Exercise description
Copy out, from the entries below, each line holding the string "Height".

***

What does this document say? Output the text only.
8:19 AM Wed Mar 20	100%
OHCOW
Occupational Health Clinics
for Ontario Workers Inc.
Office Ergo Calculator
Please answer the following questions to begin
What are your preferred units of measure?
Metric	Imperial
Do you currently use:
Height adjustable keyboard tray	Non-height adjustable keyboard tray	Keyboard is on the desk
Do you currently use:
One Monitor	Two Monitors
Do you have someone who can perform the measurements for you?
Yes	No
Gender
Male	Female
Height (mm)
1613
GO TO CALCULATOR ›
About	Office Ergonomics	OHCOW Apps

***

The completed task
Height adjustable keyboard tray	Non-height adjustable keyboard tray	Keyboard is on the desk
Height (mm)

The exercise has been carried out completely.